— BEGIN —

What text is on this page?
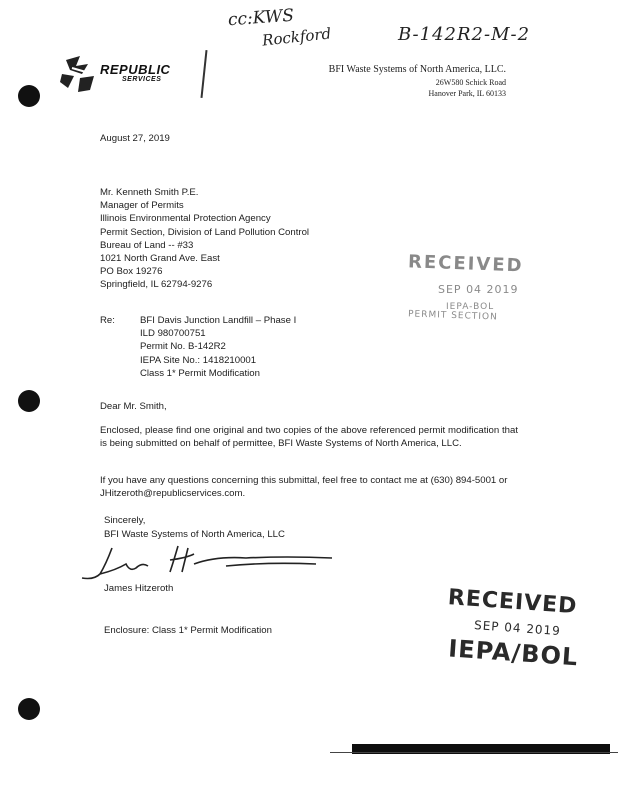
cc:KWS
Rockford	B-142R2-M-2
REPUBLIC
SERVICES
BFI Waste Systems of North America, LLC.
26W580 Schick Road
Hanover Park, IL 60133
August 27, 2019
Mr. Kenneth Smith P.E.
Manager of Permits
Illinois Environmental Protection Agency
Permit Section, Division of Land Pollution Control
Bureau of Land -- #33
1021 North Grand Ave. East
PO Box 19276
Springfield, IL 62794-9276
RECEIVED
SEP 04 2019
IEPA-BOL
PERMIT SECTION
Re:	BFI Davis Junction Landfill – Phase I
ILD 980700751
Permit No. B-142R2
IEPA Site No.: 1418210001
Class 1* Permit Modification
Dear Mr. Smith,
Enclosed, please find one original and two copies of the above referenced permit modification that is being submitted on behalf of permittee, BFI Waste Systems of North America, LLC.
If you have any questions concerning this submittal, feel free to contact me at (630) 894-5001 or JHitzeroth@republicservices.com.
Sincerely,
BFI Waste Systems of North America, LLC
James Hitzeroth
Enclosure: Class 1* Permit Modification
RECEIVED
SEP 04 2019
IEPA/BOL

— END —

*Written exercise*:
Gather and copy every line of the data in which the string "Systems" is found.

*Answer to this task*:
BFI Waste Systems of North America, LLC.
Enclosed, please find one original and two copies of the above referenced permit modification that is being submitted on behalf of permittee, BFI Waste Systems of North America, LLC.
BFI Waste Systems of North America, LLC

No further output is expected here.